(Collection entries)
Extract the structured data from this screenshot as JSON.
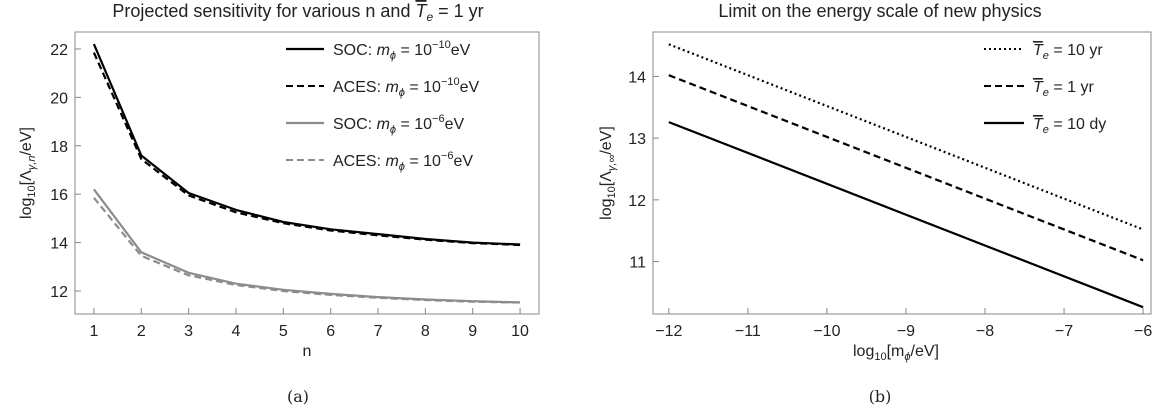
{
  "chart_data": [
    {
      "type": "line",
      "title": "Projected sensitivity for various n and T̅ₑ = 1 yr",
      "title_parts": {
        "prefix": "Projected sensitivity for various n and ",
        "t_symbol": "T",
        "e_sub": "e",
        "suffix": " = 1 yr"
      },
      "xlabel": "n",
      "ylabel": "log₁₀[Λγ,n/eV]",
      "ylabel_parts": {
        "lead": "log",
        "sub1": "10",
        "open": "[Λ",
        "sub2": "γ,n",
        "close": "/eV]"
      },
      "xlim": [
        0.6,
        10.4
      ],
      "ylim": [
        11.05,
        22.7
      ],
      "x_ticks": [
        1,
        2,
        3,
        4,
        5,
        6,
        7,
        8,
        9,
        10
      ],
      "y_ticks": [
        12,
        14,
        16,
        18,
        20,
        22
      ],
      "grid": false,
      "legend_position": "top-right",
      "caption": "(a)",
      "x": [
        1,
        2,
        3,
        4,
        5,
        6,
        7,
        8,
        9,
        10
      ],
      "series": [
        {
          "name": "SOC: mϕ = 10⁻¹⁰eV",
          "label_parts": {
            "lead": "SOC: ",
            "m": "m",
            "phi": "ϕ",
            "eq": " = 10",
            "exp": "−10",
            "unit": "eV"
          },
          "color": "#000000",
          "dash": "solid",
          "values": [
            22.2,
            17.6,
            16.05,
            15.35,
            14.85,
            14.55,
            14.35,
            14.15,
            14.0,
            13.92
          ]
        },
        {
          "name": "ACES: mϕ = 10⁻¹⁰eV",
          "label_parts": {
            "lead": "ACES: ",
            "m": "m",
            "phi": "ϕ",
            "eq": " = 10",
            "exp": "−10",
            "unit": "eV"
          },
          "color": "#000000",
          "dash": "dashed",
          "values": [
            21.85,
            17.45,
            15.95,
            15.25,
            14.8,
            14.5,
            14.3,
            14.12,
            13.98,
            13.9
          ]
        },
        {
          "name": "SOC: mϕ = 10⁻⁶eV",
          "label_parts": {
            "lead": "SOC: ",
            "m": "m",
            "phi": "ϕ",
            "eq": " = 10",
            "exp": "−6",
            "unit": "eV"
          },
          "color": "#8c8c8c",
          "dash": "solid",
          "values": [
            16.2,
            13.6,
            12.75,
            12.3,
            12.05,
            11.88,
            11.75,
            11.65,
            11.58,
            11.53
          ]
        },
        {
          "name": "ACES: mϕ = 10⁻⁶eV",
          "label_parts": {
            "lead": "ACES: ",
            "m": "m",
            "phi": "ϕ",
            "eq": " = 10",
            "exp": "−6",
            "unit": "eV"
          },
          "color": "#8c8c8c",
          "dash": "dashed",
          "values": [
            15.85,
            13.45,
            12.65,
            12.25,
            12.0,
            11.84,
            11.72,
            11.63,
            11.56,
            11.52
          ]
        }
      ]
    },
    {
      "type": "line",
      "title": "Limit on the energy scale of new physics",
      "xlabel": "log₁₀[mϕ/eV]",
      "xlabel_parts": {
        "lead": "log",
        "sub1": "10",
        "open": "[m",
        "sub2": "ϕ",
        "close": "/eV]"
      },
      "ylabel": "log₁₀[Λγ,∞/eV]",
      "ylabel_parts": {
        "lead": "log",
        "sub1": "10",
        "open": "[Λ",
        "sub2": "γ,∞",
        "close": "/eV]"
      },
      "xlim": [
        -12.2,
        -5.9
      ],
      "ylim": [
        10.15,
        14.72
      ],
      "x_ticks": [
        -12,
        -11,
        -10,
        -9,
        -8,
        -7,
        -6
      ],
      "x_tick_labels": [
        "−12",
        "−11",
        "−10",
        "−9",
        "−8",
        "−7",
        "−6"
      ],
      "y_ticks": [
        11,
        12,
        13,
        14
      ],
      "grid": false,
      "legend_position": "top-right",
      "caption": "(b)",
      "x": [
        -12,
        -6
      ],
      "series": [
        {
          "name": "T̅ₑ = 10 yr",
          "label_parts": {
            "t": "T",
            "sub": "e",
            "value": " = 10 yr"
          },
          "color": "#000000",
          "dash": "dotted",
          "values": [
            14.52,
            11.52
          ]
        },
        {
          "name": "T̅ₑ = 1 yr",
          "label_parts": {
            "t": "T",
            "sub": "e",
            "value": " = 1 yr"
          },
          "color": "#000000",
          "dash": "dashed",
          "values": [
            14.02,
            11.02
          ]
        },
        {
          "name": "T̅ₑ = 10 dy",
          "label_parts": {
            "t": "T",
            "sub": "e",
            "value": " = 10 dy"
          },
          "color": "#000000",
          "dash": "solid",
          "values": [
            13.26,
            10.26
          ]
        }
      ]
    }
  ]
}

* * *

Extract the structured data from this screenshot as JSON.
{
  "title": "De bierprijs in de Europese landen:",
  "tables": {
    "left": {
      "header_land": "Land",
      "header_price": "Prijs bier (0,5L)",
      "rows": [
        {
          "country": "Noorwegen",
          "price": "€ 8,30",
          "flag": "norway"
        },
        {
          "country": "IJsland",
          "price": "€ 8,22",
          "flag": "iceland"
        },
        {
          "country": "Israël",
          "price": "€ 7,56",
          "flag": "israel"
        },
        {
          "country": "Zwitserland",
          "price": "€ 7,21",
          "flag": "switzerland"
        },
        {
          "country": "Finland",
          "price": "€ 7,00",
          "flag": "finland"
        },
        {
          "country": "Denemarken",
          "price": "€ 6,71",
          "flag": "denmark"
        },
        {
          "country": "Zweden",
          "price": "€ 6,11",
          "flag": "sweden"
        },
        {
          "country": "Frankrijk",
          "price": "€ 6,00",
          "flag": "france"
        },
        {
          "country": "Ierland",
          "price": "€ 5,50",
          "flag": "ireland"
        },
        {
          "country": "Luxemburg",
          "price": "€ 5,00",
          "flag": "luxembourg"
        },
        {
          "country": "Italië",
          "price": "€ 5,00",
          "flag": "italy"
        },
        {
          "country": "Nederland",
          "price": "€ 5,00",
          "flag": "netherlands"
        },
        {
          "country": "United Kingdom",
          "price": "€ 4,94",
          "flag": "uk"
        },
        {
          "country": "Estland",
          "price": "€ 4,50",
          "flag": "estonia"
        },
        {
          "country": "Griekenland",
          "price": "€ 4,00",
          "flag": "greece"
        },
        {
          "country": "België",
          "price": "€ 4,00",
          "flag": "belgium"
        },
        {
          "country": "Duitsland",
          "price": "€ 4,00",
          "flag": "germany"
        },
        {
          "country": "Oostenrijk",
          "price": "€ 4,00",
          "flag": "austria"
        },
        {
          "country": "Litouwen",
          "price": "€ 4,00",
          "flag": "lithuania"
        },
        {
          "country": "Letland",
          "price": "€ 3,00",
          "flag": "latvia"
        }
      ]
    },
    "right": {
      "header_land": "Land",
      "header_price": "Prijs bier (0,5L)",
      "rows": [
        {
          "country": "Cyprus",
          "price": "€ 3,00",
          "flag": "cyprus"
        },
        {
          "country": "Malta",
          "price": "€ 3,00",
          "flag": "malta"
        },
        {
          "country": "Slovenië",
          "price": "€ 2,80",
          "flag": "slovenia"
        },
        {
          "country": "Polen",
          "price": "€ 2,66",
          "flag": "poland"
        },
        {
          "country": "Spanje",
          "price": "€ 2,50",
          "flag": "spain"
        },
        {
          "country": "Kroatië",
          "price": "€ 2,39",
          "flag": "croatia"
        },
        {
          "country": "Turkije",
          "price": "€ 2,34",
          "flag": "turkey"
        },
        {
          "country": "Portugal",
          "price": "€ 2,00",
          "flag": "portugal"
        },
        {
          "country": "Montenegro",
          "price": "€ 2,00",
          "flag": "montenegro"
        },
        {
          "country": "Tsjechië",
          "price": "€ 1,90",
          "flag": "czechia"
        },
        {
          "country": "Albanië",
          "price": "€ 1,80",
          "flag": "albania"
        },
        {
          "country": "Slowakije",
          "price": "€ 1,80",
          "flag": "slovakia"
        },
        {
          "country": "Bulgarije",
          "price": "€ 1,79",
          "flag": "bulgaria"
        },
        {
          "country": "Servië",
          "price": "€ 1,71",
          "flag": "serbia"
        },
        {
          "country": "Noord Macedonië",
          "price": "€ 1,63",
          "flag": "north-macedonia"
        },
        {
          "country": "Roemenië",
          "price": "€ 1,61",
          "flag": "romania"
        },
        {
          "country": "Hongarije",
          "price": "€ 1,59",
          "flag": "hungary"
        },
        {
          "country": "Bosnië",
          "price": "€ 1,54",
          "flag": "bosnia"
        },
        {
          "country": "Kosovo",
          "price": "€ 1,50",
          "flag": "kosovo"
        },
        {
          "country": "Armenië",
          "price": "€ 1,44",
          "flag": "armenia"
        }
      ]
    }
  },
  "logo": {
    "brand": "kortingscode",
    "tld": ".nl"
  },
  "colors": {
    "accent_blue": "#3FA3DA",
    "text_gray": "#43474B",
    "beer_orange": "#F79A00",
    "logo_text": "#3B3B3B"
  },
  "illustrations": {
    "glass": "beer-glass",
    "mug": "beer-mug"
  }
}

= WRITTEN INSTRUCTION =
Gather all lines from the records above in which "Projected" appears.

= TASK RESULT =
      "title": "Projected sensitivity for various n and T̅ₑ = 1 yr",
        "prefix": "Projected sensitivity for various n and ",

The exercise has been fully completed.